Begin

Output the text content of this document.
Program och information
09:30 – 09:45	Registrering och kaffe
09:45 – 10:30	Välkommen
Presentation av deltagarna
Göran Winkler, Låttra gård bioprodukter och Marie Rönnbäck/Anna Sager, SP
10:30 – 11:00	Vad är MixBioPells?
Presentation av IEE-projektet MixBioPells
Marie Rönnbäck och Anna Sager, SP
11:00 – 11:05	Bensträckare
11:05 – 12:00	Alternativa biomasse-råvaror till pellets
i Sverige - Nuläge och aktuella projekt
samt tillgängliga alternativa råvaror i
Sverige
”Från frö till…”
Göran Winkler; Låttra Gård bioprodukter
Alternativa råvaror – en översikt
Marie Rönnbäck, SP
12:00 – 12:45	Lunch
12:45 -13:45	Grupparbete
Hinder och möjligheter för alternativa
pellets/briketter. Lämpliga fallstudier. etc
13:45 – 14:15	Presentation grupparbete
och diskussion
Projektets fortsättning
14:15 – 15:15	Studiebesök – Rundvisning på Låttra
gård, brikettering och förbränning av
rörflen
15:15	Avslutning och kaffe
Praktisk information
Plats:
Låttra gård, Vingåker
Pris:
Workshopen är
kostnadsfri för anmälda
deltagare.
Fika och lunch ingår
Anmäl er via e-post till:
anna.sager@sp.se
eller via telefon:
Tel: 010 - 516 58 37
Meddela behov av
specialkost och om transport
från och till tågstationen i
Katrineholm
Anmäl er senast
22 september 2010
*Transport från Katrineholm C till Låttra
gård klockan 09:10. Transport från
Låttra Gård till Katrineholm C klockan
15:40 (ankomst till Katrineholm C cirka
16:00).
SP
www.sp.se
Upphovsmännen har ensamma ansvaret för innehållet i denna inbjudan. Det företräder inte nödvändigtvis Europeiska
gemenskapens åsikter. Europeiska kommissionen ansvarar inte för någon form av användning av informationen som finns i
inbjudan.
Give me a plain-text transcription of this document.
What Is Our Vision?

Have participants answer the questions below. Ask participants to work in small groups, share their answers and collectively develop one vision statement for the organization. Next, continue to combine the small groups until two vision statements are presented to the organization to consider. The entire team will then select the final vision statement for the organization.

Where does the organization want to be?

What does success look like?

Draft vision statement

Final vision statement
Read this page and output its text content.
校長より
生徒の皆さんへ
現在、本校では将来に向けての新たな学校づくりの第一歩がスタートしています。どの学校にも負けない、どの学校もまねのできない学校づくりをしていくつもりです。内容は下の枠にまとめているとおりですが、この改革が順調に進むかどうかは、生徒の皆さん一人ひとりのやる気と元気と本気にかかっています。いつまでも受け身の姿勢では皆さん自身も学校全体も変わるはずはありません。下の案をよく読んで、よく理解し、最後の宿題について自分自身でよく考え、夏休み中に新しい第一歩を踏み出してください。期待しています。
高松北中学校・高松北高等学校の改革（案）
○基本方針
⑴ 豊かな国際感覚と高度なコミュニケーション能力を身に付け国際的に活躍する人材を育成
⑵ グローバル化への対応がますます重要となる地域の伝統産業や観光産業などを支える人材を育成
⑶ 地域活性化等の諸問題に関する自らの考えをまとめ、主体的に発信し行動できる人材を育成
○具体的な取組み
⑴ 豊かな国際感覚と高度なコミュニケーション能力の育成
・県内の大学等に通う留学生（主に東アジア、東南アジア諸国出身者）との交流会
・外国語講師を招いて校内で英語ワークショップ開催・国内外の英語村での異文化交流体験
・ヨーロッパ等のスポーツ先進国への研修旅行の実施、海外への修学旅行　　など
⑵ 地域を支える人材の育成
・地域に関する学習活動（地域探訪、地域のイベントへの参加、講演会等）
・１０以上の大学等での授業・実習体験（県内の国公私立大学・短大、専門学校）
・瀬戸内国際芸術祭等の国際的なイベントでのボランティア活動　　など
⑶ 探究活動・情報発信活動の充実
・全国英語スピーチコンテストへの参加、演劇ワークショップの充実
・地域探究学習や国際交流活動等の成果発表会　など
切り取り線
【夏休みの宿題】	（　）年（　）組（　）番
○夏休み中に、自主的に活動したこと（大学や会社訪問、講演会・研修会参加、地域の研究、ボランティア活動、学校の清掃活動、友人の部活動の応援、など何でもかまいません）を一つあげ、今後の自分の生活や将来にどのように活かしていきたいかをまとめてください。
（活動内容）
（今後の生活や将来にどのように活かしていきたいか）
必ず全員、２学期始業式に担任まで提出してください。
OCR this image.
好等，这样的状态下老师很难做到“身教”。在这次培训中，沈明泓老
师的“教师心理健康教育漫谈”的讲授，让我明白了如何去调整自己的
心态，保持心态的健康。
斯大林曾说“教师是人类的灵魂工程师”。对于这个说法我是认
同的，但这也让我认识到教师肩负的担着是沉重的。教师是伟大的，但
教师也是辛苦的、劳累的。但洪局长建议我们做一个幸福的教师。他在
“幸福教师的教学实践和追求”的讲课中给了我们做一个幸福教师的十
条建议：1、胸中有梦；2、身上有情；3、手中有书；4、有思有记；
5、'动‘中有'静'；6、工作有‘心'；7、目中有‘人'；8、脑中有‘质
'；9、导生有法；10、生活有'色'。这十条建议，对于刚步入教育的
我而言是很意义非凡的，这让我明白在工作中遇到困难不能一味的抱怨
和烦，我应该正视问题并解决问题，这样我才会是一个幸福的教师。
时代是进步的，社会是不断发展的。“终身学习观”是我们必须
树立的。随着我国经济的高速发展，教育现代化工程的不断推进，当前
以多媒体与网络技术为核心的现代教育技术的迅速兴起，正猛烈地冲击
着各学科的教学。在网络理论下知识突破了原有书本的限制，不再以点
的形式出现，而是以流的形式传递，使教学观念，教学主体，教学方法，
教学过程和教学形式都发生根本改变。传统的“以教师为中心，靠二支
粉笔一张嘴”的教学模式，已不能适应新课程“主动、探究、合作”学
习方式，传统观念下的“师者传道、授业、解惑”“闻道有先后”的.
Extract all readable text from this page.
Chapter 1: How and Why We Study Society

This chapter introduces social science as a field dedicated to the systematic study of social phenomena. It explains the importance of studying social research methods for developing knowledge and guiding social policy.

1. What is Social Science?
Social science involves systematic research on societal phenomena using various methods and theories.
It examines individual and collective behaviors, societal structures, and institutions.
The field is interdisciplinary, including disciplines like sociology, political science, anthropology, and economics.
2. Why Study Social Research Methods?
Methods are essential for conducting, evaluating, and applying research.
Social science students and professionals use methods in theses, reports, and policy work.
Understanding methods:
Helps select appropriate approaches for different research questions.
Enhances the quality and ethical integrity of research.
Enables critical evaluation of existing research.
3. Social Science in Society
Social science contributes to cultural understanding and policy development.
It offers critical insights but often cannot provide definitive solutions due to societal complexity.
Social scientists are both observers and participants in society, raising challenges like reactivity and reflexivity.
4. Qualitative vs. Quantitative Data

End

Goal - Your task is to reproduce all of the records exactly.

Worked solution -
Output the text content of this document.
Program och information
09:30 – 09:45	Registrering och kaffe
09:45 – 10:30	Välkommen
Presentation av deltagarna
Göran Winkler, Låttra gård bioprodukter och Marie Rönnbäck/Anna Sager, SP
10:30 – 11:00	Vad är MixBioPells?
Presentation av IEE-projektet MixBioPells
Marie Rönnbäck och Anna Sager, SP
11:00 – 11:05	Bensträckare
11:05 – 12:00	Alternativa biomasse-råvaror till pellets
i Sverige - Nuläge och aktuella projekt
samt tillgängliga alternativa råvaror i
Sverige
”Från frö till…”
Göran Winkler; Låttra Gård bioprodukter
Alternativa råvaror – en översikt
Marie Rönnbäck, SP
12:00 – 12:45	Lunch
12:45 -13:45	Grupparbete
Hinder och möjligheter för alternativa
pellets/briketter. Lämpliga fallstudier. etc
13:45 – 14:15	Presentation grupparbete
och diskussion
Projektets fortsättning
14:15 – 15:15	Studiebesök – Rundvisning på Låttra
gård, brikettering och förbränning av
rörflen
15:15	Avslutning och kaffe
Praktisk information
Plats:
Låttra gård, Vingåker
Pris:
Workshopen är
kostnadsfri för anmälda
deltagare.
Fika och lunch ingår
Anmäl er via e-post till:
anna.sager@sp.se
eller via telefon:
Tel: 010 - 516 58 37
Meddela behov av
specialkost och om transport
från och till tågstationen i
Katrineholm
Anmäl er senast
22 september 2010
*Transport från Katrineholm C till Låttra
gård klockan 09:10. Transport från
Låttra Gård till Katrineholm C klockan
15:40 (ankomst till Katrineholm C cirka
16:00).
SP
www.sp.se
Upphovsmännen har ensamma ansvaret för innehållet i denna inbjudan. Det företräder inte nödvändigtvis Europeiska
gemenskapens åsikter. Europeiska kommissionen ansvarar inte för någon form av användning av informationen som finns i
inbjudan.
Give me a plain-text transcription of this document.
What Is Our Vision?

Have participants answer the questions below. Ask participants to work in small groups, share their answers and collectively develop one vision statement for the organization. Next, continue to combine the small groups until two vision statements are presented to the organization to consider. The entire team will then select the final vision statement for the organization.

Where does the organization want to be?

What does success look like?

Draft vision statement

Final vision statement
Read this page and output its text content.
校長より
生徒の皆さんへ
現在、本校では将来に向けての新たな学校づくりの第一歩がスタートしています。どの学校にも負けない、どの学校もまねのできない学校づくりをしていくつもりです。内容は下の枠にまとめているとおりですが、この改革が順調に進むかどうかは、生徒の皆さん一人ひとりのやる気と元気と本気にかかっています。いつまでも受け身の姿勢では皆さん自身も学校全体も変わるはずはありません。下の案をよく読んで、よく理解し、最後の宿題について自分自身でよく考え、夏休み中に新しい第一歩を踏み出してください。期待しています。
高松北中学校・高松北高等学校の改革（案）
○基本方針
⑴ 豊かな国際感覚と高度なコミュニケーション能力を身に付け国際的に活躍する人材を育成
⑵ グローバル化への対応がますます重要となる地域の伝統産業や観光産業などを支える人材を育成
⑶ 地域活性化等の諸問題に関する自らの考えをまとめ、主体的に発信し行動できる人材を育成
○具体的な取組み
⑴ 豊かな国際感覚と高度なコミュニケーション能力の育成
・県内の大学等に通う留学生（主に東アジア、東南アジア諸国出身者）との交流会
・外国語講師を招いて校内で英語ワークショップ開催・国内外の英語村での異文化交流体験
・ヨーロッパ等のスポーツ先進国への研修旅行の実施、海外への修学旅行　　など
⑵ 地域を支える人材の育成
・地域に関する学習活動（地域探訪、地域のイベントへの参加、講演会等）
・１０以上の大学等での授業・実習体験（県内の国公私立大学・短大、専門学校）
・瀬戸内国際芸術祭等の国際的なイベントでのボランティア活動　　など
⑶ 探究活動・情報発信活動の充実
・全国英語スピーチコンテストへの参加、演劇ワークショップの充実
・地域探究学習や国際交流活動等の成果発表会　など
切り取り線
【夏休みの宿題】	（　）年（　）組（　）番
○夏休み中に、自主的に活動したこと（大学や会社訪問、講演会・研修会参加、地域の研究、ボランティア活動、学校の清掃活動、友人の部活動の応援、など何でもかまいません）を一つあげ、今後の自分の生活や将来にどのように活かしていきたいかをまとめてください。
（活動内容）
（今後の生活や将来にどのように活かしていきたいか）
必ず全員、２学期始業式に担任まで提出してください。
OCR this image.
好等，这样的状态下老师很难做到“身教”。在这次培训中，沈明泓老
师的“教师心理健康教育漫谈”的讲授，让我明白了如何去调整自己的
心态，保持心态的健康。
斯大林曾说“教师是人类的灵魂工程师”。对于这个说法我是认
同的，但这也让我认识到教师肩负的担着是沉重的。教师是伟大的，但
教师也是辛苦的、劳累的。但洪局长建议我们做一个幸福的教师。他在
“幸福教师的教学实践和追求”的讲课中给了我们做一个幸福教师的十
条建议：1、胸中有梦；2、身上有情；3、手中有书；4、有思有记；
5、'动‘中有'静'；6、工作有‘心'；7、目中有‘人'；8、脑中有‘质
'；9、导生有法；10、生活有'色'。这十条建议，对于刚步入教育的
我而言是很意义非凡的，这让我明白在工作中遇到困难不能一味的抱怨
和烦，我应该正视问题并解决问题，这样我才会是一个幸福的教师。
时代是进步的，社会是不断发展的。“终身学习观”是我们必须
树立的。随着我国经济的高速发展，教育现代化工程的不断推进，当前
以多媒体与网络技术为核心的现代教育技术的迅速兴起，正猛烈地冲击
着各学科的教学。在网络理论下知识突破了原有书本的限制，不再以点
的形式出现，而是以流的形式传递，使教学观念，教学主体，教学方法，
教学过程和教学形式都发生根本改变。传统的“以教师为中心，靠二支
粉笔一张嘴”的教学模式，已不能适应新课程“主动、探究、合作”学
习方式，传统观念下的“师者传道、授业、解惑”“闻道有先后”的.
Extract all readable text from this page.
Chapter 1: How and Why We Study Society

This chapter introduces social science as a field dedicated to the systematic study of social phenomena. It explains the importance of studying social research methods for developing knowledge and guiding social policy.

1. What is Social Science?
Social science involves systematic research on societal phenomena using various methods and theories.
It examines individual and collective behaviors, societal structures, and institutions.
The field is interdisciplinary, including disciplines like sociology, political science, anthropology, and economics.
2. Why Study Social Research Methods?
Methods are essential for conducting, evaluating, and applying research.
Social science students and professionals use methods in theses, reports, and policy work.
Understanding methods:
Helps select appropriate approaches for different research questions.
Enhances the quality and ethical integrity of research.
Enables critical evaluation of existing research.
3. Social Science in Society
Social science contributes to cultural understanding and policy development.
It offers critical insights but often cannot provide definitive solutions due to societal complexity.
Social scientists are both observers and participants in society, raising challenges like reactivity and reflexivity.
4. Qualitative vs. Quantitative Data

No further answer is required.